Set exercise: Write every entry out again exactly, please, and skip the pictures.

Start of Dataset

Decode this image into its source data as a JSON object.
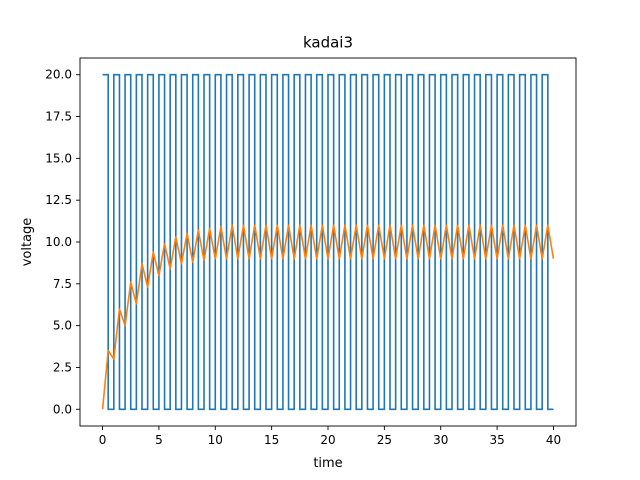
{
  "chart_data": {
    "type": "line",
    "title": "kadai3",
    "xlabel": "time",
    "ylabel": "voltage",
    "xlim": [
      -2.0,
      42.0
    ],
    "ylim": [
      -1.0,
      21.0
    ],
    "x_ticks": [
      0,
      5,
      10,
      15,
      20,
      25,
      30,
      35,
      40
    ],
    "x_tick_labels": [
      "0",
      "5",
      "10",
      "15",
      "20",
      "25",
      "30",
      "35",
      "40"
    ],
    "y_ticks": [
      0,
      2.5,
      5,
      7.5,
      10,
      12.5,
      15,
      17.5,
      20
    ],
    "y_tick_labels": [
      "0.0",
      "2.5",
      "5.0",
      "7.5",
      "10.0",
      "12.5",
      "15.0",
      "17.5",
      "20.0"
    ],
    "grid": false,
    "legend": "none",
    "series": [
      {
        "color": "#1f77b4",
        "style": "square-wave",
        "high": 20.0,
        "low": 0.0,
        "period": 1.0,
        "duty_high": 0.5,
        "x_start": 0.0,
        "x_end": 40.0
      },
      {
        "color": "#ff7f0e",
        "style": "triangle-charging",
        "start_value": 0.0,
        "peaks_x": [
          0.5,
          1.5,
          2.5,
          3.5,
          4.5,
          5.5,
          6.5,
          7.5,
          8.5,
          9.5,
          10.5
        ],
        "peaks_y": [
          3.5,
          6.0,
          7.6,
          8.7,
          9.4,
          9.9,
          10.3,
          10.5,
          10.7,
          10.8,
          10.9
        ],
        "troughs_x": [
          1.0,
          2.0,
          3.0,
          4.0,
          5.0,
          6.0,
          7.0,
          8.0,
          9.0,
          10.0,
          11.0
        ],
        "troughs_y": [
          3.0,
          5.0,
          6.3,
          7.3,
          8.0,
          8.4,
          8.7,
          8.8,
          8.9,
          9.0,
          9.0
        ],
        "steady_peak": 11.0,
        "steady_trough": 9.0,
        "x_end": 40.0,
        "end_value": 9.0
      }
    ]
  }
}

End of Dataset

Answer to the task:
Decode this image into its source data as a JSON object.
{
  "chart_data": {
    "type": "line",
    "title": "kadai3",
    "xlabel": "time",
    "ylabel": "voltage",
    "xlim": [
      -2.0,
      42.0
    ],
    "ylim": [
      -1.0,
      21.0
    ],
    "x_ticks": [
      0,
      5,
      10,
      15,
      20,
      25,
      30,
      35,
      40
    ],
    "x_tick_labels": [
      "0",
      "5",
      "10",
      "15",
      "20",
      "25",
      "30",
      "35",
      "40"
    ],
    "y_ticks": [
      0,
      2.5,
      5,
      7.5,
      10,
      12.5,
      15,
      17.5,
      20
    ],
    "y_tick_labels": [
      "0.0",
      "2.5",
      "5.0",
      "7.5",
      "10.0",
      "12.5",
      "15.0",
      "17.5",
      "20.0"
    ],
    "grid": false,
    "legend": "none",
    "series": [
      {
        "color": "#1f77b4",
        "style": "square-wave",
        "high": 20.0,
        "low": 0.0,
        "period": 1.0,
        "duty_high": 0.5,
        "x_start": 0.0,
        "x_end": 40.0
      },
      {
        "color": "#ff7f0e",
        "style": "triangle-charging",
        "start_value": 0.0,
        "peaks_x": [
          0.5,
          1.5,
          2.5,
          3.5,
          4.5,
          5.5,
          6.5,
          7.5,
          8.5,
          9.5,
          10.5
        ],
        "peaks_y": [
          3.5,
          6.0,
          7.6,
          8.7,
          9.4,
          9.9,
          10.3,
          10.5,
          10.7,
          10.8,
          10.9
        ],
        "troughs_x": [
          1.0,
          2.0,
          3.0,
          4.0,
          5.0,
          6.0,
          7.0,
          8.0,
          9.0,
          10.0,
          11.0
        ],
        "troughs_y": [
          3.0,
          5.0,
          6.3,
          7.3,
          8.0,
          8.4,
          8.7,
          8.8,
          8.9,
          9.0,
          9.0
        ],
        "steady_peak": 11.0,
        "steady_trough": 9.0,
        "x_end": 40.0,
        "end_value": 9.0
      }
    ]
  }
}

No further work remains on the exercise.